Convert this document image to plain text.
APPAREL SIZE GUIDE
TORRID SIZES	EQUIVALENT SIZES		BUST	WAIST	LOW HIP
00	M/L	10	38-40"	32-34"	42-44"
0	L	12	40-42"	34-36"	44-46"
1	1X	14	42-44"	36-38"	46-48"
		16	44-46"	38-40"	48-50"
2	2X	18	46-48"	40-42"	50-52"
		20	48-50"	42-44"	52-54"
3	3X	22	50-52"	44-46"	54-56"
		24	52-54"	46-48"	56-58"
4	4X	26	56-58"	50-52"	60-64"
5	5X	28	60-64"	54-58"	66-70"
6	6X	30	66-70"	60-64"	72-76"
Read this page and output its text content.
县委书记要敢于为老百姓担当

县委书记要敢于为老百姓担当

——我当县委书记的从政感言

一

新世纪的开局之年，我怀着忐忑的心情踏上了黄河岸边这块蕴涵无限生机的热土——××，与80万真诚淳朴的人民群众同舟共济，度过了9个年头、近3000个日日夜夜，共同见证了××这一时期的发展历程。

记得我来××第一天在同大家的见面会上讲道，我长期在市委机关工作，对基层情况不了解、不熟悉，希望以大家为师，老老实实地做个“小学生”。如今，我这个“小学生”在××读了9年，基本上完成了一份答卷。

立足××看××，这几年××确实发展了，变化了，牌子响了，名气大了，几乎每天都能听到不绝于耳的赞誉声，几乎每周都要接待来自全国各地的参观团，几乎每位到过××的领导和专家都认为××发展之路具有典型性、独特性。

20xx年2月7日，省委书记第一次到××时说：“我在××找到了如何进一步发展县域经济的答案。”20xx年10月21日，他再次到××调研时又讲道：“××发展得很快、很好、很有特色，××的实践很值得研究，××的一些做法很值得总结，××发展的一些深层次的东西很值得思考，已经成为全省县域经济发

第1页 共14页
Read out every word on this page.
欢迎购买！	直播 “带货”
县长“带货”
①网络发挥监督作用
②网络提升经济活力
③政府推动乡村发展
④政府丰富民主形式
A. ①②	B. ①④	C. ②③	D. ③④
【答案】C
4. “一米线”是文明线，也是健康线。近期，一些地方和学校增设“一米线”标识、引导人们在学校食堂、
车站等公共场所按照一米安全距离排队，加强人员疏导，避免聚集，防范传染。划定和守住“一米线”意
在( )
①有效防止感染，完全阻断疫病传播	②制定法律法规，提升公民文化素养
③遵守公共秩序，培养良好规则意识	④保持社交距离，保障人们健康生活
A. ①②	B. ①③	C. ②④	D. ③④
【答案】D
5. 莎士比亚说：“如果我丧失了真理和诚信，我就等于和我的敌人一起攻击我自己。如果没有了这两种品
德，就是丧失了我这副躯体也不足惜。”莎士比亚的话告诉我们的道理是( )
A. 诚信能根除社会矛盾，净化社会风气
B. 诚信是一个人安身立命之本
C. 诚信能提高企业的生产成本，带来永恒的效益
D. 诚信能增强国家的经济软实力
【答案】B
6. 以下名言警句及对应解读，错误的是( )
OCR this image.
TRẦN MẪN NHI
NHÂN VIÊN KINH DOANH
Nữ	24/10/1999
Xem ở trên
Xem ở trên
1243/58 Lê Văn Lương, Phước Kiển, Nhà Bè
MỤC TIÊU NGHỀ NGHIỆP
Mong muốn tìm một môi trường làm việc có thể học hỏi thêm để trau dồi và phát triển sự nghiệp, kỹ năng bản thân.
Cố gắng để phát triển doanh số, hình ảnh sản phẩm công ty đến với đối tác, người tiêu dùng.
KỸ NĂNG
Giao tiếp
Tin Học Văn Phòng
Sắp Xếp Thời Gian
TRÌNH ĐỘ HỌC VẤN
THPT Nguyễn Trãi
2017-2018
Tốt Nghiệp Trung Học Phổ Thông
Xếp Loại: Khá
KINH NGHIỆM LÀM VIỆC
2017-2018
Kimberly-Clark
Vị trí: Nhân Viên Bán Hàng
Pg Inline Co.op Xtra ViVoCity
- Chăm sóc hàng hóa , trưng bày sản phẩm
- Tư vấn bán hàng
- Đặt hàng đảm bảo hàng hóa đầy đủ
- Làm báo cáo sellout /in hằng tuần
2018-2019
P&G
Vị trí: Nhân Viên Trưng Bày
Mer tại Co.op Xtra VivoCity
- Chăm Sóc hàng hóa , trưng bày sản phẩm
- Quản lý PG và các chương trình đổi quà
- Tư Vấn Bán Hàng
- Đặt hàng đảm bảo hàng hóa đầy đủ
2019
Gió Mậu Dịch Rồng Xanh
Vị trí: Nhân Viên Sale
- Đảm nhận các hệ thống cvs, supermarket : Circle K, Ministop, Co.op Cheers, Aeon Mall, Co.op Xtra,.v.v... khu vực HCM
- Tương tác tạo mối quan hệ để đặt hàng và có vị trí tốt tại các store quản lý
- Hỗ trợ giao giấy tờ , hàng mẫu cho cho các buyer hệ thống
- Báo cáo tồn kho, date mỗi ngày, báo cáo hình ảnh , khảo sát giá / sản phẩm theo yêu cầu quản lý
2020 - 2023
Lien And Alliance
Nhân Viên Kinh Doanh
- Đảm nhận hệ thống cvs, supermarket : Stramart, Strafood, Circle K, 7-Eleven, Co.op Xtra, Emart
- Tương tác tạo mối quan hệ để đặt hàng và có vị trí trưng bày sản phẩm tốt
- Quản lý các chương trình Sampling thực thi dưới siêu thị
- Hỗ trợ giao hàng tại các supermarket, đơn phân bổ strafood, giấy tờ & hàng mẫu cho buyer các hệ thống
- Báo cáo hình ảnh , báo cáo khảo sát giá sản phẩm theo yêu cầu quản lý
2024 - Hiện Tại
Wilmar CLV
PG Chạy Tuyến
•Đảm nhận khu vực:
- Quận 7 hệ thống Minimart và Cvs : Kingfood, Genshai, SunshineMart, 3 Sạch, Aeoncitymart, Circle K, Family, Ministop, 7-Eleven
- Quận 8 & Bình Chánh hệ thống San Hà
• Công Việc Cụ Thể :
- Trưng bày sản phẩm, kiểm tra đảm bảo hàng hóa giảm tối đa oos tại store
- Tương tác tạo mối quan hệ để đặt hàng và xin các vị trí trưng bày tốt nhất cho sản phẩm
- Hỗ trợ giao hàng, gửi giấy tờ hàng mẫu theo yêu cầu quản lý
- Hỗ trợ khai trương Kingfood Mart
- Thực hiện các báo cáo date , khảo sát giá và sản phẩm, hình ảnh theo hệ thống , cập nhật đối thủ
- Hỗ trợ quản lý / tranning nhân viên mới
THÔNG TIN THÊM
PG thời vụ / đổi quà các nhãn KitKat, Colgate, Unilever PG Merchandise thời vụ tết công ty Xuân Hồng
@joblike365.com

__Instruction__.
Every entry needs to be retyped exactly.

__Full response__.
Convert this document image to plain text.
APPAREL SIZE GUIDE
TORRID SIZES	EQUIVALENT SIZES		BUST	WAIST	LOW HIP
00	M/L	10	38-40"	32-34"	42-44"
0	L	12	40-42"	34-36"	44-46"
1	1X	14	42-44"	36-38"	46-48"
		16	44-46"	38-40"	48-50"
2	2X	18	46-48"	40-42"	50-52"
		20	48-50"	42-44"	52-54"
3	3X	22	50-52"	44-46"	54-56"
		24	52-54"	46-48"	56-58"
4	4X	26	56-58"	50-52"	60-64"
5	5X	28	60-64"	54-58"	66-70"
6	6X	30	66-70"	60-64"	72-76"
Read this page and output its text content.
县委书记要敢于为老百姓担当

县委书记要敢于为老百姓担当

——我当县委书记的从政感言

一

新世纪的开局之年，我怀着忐忑的心情踏上了黄河岸边这块蕴涵无限生机的热土——××，与80万真诚淳朴的人民群众同舟共济，度过了9个年头、近3000个日日夜夜，共同见证了××这一时期的发展历程。

记得我来××第一天在同大家的见面会上讲道，我长期在市委机关工作，对基层情况不了解、不熟悉，希望以大家为师，老老实实地做个“小学生”。如今，我这个“小学生”在××读了9年，基本上完成了一份答卷。

立足××看××，这几年××确实发展了，变化了，牌子响了，名气大了，几乎每天都能听到不绝于耳的赞誉声，几乎每周都要接待来自全国各地的参观团，几乎每位到过××的领导和专家都认为××发展之路具有典型性、独特性。

20xx年2月7日，省委书记第一次到××时说：“我在××找到了如何进一步发展县域经济的答案。”20xx年10月21日，他再次到××调研时又讲道：“××发展得很快、很好、很有特色，××的实践很值得研究，××的一些做法很值得总结，××发展的一些深层次的东西很值得思考，已经成为全省县域经济发

第1页 共14页
Read out every word on this page.
欢迎购买！	直播 “带货”
县长“带货”
①网络发挥监督作用
②网络提升经济活力
③政府推动乡村发展
④政府丰富民主形式
A. ①②	B. ①④	C. ②③	D. ③④
【答案】C
4. “一米线”是文明线，也是健康线。近期，一些地方和学校增设“一米线”标识、引导人们在学校食堂、
车站等公共场所按照一米安全距离排队，加强人员疏导，避免聚集，防范传染。划定和守住“一米线”意
在( )
①有效防止感染，完全阻断疫病传播	②制定法律法规，提升公民文化素养
③遵守公共秩序，培养良好规则意识	④保持社交距离，保障人们健康生活
A. ①②	B. ①③	C. ②④	D. ③④
【答案】D
5. 莎士比亚说：“如果我丧失了真理和诚信，我就等于和我的敌人一起攻击我自己。如果没有了这两种品
德，就是丧失了我这副躯体也不足惜。”莎士比亚的话告诉我们的道理是( )
A. 诚信能根除社会矛盾，净化社会风气
B. 诚信是一个人安身立命之本
C. 诚信能提高企业的生产成本，带来永恒的效益
D. 诚信能增强国家的经济软实力
【答案】B
6. 以下名言警句及对应解读，错误的是( )
OCR this image.
TRẦN MẪN NHI
NHÂN VIÊN KINH DOANH
Nữ	24/10/1999
Xem ở trên
Xem ở trên
1243/58 Lê Văn Lương, Phước Kiển, Nhà Bè
MỤC TIÊU NGHỀ NGHIỆP
Mong muốn tìm một môi trường làm việc có thể học hỏi thêm để trau dồi và phát triển sự nghiệp, kỹ năng bản thân.
Cố gắng để phát triển doanh số, hình ảnh sản phẩm công ty đến với đối tác, người tiêu dùng.
KỸ NĂNG
Giao tiếp
Tin Học Văn Phòng
Sắp Xếp Thời Gian
TRÌNH ĐỘ HỌC VẤN
THPT Nguyễn Trãi
2017-2018
Tốt Nghiệp Trung Học Phổ Thông
Xếp Loại: Khá
KINH NGHIỆM LÀM VIỆC
2017-2018
Kimberly-Clark
Vị trí: Nhân Viên Bán Hàng
Pg Inline Co.op Xtra ViVoCity
- Chăm sóc hàng hóa , trưng bày sản phẩm
- Tư vấn bán hàng
- Đặt hàng đảm bảo hàng hóa đầy đủ
- Làm báo cáo sellout /in hằng tuần
2018-2019
P&G
Vị trí: Nhân Viên Trưng Bày
Mer tại Co.op Xtra VivoCity
- Chăm Sóc hàng hóa , trưng bày sản phẩm
- Quản lý PG và các chương trình đổi quà
- Tư Vấn Bán Hàng
- Đặt hàng đảm bảo hàng hóa đầy đủ
2019
Gió Mậu Dịch Rồng Xanh
Vị trí: Nhân Viên Sale
- Đảm nhận các hệ thống cvs, supermarket : Circle K, Ministop, Co.op Cheers, Aeon Mall, Co.op Xtra,.v.v... khu vực HCM
- Tương tác tạo mối quan hệ để đặt hàng và có vị trí tốt tại các store quản lý
- Hỗ trợ giao giấy tờ , hàng mẫu cho cho các buyer hệ thống
- Báo cáo tồn kho, date mỗi ngày, báo cáo hình ảnh , khảo sát giá / sản phẩm theo yêu cầu quản lý
2020 - 2023
Lien And Alliance
Nhân Viên Kinh Doanh
- Đảm nhận hệ thống cvs, supermarket : Stramart, Strafood, Circle K, 7-Eleven, Co.op Xtra, Emart
- Tương tác tạo mối quan hệ để đặt hàng và có vị trí trưng bày sản phẩm tốt
- Quản lý các chương trình Sampling thực thi dưới siêu thị
- Hỗ trợ giao hàng tại các supermarket, đơn phân bổ strafood, giấy tờ & hàng mẫu cho buyer các hệ thống
- Báo cáo hình ảnh , báo cáo khảo sát giá sản phẩm theo yêu cầu quản lý
2024 - Hiện Tại
Wilmar CLV
PG Chạy Tuyến
•Đảm nhận khu vực:
- Quận 7 hệ thống Minimart và Cvs : Kingfood, Genshai, SunshineMart, 3 Sạch, Aeoncitymart, Circle K, Family, Ministop, 7-Eleven
- Quận 8 & Bình Chánh hệ thống San Hà
• Công Việc Cụ Thể :
- Trưng bày sản phẩm, kiểm tra đảm bảo hàng hóa giảm tối đa oos tại store
- Tương tác tạo mối quan hệ để đặt hàng và xin các vị trí trưng bày tốt nhất cho sản phẩm
- Hỗ trợ giao hàng, gửi giấy tờ hàng mẫu theo yêu cầu quản lý
- Hỗ trợ khai trương Kingfood Mart
- Thực hiện các báo cáo date , khảo sát giá và sản phẩm, hình ảnh theo hệ thống , cập nhật đối thủ
- Hỗ trợ quản lý / tranning nhân viên mới
THÔNG TIN THÊM
PG thời vụ / đổi quà các nhãn KitKat, Colgate, Unilever PG Merchandise thời vụ tết công ty Xuân Hồng
@joblike365.com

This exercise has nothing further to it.